◆ **PROBLEM**: Gather up all lines that carry the word "name".

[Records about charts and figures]
------------

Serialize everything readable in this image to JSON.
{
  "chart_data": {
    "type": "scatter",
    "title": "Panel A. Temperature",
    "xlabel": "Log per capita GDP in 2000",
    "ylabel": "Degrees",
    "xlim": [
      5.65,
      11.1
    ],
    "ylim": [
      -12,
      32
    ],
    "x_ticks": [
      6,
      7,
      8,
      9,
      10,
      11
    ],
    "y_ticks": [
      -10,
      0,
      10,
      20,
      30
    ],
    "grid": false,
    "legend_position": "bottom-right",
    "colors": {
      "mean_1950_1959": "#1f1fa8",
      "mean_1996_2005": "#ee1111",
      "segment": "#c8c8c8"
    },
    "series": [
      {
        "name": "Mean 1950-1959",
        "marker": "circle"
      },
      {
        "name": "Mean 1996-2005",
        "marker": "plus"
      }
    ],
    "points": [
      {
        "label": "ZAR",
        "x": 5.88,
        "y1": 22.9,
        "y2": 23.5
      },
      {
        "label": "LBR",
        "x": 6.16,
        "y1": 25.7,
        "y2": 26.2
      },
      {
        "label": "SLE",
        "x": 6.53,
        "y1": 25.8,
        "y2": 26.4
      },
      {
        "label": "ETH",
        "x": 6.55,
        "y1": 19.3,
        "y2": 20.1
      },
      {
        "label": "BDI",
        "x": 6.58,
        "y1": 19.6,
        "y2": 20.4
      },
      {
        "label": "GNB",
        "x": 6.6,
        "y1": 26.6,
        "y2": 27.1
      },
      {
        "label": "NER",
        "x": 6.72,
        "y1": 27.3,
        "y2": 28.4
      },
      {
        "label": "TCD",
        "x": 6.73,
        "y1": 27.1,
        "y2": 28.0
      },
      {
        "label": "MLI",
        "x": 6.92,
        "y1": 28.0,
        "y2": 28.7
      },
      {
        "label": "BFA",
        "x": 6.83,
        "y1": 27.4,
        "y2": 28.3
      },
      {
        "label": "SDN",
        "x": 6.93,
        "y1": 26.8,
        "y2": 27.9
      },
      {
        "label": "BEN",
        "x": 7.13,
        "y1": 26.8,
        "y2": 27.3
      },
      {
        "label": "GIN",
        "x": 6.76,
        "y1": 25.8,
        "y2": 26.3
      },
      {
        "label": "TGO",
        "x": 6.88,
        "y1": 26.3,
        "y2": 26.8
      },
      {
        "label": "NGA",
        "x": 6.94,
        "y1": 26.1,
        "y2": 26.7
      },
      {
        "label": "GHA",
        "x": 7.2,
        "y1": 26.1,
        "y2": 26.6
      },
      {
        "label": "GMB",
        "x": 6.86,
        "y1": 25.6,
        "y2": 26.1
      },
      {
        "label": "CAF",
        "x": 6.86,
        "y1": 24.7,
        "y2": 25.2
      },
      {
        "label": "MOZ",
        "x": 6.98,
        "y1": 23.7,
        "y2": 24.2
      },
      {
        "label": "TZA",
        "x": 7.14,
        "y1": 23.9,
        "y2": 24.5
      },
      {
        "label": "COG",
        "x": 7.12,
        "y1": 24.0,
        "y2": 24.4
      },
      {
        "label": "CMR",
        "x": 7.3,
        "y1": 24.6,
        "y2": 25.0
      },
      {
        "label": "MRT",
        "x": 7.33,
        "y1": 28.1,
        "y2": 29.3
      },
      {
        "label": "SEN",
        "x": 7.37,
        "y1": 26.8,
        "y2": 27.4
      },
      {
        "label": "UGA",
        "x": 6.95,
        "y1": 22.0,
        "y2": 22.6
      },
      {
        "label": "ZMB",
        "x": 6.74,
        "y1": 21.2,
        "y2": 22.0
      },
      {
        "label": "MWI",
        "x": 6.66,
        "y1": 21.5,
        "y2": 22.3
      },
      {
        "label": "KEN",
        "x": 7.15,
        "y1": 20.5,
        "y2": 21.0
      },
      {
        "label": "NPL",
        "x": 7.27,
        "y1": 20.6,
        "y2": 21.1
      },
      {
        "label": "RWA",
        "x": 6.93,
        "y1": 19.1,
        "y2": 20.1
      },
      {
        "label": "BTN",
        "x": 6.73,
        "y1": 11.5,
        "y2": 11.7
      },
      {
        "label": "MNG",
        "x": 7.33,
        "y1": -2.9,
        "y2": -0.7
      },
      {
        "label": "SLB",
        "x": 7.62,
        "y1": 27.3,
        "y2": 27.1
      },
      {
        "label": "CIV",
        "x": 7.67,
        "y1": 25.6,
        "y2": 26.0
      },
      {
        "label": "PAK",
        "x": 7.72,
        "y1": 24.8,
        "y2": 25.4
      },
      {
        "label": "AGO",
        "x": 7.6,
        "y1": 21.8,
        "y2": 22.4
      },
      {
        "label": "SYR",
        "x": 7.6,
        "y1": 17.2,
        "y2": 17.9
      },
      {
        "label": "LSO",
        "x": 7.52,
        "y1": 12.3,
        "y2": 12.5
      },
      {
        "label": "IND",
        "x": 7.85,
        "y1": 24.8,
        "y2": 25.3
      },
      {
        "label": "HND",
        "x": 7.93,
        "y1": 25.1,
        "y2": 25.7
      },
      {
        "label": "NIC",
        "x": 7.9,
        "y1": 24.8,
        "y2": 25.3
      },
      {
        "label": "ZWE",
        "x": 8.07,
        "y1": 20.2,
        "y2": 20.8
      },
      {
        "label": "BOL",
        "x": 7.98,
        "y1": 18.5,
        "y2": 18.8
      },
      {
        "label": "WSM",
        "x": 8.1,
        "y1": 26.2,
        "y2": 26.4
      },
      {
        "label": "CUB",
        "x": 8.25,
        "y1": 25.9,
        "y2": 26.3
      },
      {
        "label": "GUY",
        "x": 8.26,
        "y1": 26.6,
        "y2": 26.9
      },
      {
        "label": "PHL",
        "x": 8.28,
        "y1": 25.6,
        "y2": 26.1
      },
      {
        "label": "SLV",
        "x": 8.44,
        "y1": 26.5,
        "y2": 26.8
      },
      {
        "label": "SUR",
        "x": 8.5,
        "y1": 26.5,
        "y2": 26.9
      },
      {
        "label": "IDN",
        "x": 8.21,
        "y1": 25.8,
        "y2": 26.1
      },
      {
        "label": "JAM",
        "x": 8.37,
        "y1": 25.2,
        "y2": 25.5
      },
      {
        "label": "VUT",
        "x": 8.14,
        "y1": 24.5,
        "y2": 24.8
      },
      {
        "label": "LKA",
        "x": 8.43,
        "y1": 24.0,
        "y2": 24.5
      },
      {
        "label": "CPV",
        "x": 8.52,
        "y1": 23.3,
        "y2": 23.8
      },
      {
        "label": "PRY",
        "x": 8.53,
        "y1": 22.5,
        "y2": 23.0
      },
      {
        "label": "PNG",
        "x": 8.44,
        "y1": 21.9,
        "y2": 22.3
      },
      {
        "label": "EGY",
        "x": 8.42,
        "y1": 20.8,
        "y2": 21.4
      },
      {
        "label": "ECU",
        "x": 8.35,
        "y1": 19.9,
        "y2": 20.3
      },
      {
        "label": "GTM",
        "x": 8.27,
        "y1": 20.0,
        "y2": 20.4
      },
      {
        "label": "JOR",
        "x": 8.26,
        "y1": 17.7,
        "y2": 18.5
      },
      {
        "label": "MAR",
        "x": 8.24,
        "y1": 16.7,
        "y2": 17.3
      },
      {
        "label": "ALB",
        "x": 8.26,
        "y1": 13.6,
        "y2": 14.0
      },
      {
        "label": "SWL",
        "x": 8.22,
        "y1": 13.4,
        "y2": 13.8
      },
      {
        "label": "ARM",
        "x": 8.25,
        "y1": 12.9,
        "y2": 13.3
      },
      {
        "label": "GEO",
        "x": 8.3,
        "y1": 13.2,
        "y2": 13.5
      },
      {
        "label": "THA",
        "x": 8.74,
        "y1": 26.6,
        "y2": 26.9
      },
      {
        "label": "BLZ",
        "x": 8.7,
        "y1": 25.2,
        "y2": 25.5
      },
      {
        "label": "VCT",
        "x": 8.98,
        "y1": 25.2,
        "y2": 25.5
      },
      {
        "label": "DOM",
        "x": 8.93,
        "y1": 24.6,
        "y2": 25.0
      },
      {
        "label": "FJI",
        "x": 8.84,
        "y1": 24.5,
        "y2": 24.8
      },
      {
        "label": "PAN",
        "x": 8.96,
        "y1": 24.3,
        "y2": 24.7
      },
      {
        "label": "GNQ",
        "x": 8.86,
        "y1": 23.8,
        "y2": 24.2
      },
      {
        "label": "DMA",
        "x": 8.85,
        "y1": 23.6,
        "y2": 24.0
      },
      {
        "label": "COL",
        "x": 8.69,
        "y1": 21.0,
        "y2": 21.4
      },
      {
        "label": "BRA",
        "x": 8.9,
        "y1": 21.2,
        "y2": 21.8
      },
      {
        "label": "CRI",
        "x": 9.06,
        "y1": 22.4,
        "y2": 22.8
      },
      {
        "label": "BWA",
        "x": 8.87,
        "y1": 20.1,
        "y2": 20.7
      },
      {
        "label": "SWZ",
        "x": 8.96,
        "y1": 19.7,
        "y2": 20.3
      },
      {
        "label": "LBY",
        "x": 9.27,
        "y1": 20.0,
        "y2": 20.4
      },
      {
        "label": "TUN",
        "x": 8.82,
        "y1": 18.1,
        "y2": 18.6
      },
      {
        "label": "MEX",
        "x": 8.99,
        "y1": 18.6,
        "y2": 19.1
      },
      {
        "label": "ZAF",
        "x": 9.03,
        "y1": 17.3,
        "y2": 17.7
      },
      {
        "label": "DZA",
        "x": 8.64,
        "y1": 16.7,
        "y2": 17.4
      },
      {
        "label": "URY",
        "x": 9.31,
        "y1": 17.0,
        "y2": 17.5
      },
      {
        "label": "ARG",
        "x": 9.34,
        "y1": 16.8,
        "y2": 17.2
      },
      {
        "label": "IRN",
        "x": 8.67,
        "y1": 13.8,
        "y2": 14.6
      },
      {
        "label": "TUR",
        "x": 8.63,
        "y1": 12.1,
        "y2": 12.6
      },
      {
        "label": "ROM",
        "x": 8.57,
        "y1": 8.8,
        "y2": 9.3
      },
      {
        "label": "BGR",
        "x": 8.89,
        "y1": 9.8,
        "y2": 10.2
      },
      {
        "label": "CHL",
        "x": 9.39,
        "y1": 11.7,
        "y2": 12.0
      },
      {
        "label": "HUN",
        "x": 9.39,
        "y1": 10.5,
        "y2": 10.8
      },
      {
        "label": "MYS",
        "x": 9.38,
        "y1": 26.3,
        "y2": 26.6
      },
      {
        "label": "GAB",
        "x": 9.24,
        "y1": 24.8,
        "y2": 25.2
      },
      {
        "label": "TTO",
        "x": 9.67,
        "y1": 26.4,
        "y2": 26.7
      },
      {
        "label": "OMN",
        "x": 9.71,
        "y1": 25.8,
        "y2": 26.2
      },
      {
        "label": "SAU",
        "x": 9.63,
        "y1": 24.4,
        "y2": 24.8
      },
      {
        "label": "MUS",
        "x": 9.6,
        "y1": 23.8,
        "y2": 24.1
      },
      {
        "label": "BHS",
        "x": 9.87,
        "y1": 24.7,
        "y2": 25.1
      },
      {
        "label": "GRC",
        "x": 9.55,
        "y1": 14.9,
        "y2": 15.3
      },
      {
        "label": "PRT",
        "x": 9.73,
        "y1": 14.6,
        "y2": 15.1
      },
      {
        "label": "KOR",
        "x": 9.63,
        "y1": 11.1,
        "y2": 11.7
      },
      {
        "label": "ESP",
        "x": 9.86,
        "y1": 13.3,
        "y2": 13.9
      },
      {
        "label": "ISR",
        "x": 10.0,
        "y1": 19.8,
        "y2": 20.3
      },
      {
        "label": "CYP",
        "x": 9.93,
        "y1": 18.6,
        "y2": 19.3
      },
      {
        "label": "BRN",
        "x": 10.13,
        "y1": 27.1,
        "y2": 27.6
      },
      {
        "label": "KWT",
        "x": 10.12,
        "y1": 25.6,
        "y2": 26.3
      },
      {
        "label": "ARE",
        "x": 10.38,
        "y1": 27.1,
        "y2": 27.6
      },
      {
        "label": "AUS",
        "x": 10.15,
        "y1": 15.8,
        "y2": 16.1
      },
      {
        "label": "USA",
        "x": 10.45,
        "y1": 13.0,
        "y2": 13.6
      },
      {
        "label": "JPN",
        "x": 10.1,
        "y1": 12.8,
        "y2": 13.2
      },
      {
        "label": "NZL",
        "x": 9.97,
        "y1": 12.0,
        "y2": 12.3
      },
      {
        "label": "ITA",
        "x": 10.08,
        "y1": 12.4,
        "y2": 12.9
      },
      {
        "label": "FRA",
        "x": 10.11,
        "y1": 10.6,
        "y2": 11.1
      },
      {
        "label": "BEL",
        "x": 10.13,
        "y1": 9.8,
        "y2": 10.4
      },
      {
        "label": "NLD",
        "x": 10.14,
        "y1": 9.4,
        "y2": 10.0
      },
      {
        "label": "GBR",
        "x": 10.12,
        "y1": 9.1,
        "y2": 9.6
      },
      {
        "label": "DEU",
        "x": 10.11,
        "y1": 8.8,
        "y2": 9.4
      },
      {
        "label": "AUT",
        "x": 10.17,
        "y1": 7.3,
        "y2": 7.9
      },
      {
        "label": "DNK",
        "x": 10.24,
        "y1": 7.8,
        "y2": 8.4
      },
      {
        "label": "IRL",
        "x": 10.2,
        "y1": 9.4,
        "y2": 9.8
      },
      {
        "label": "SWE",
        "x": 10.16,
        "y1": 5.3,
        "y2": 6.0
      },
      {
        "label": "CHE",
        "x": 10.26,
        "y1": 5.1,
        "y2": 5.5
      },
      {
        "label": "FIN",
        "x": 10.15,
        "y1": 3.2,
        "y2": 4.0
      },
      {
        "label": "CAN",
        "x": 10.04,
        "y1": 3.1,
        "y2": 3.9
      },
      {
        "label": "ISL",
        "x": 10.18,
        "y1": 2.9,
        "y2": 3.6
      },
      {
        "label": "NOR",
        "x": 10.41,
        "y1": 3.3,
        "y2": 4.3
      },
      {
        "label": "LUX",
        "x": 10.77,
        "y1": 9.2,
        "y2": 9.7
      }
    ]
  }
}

------------

◆ **TASK RESPONSE**:
        "name": "Mean 1950-1959",
        "name": "Mean 1996-2005",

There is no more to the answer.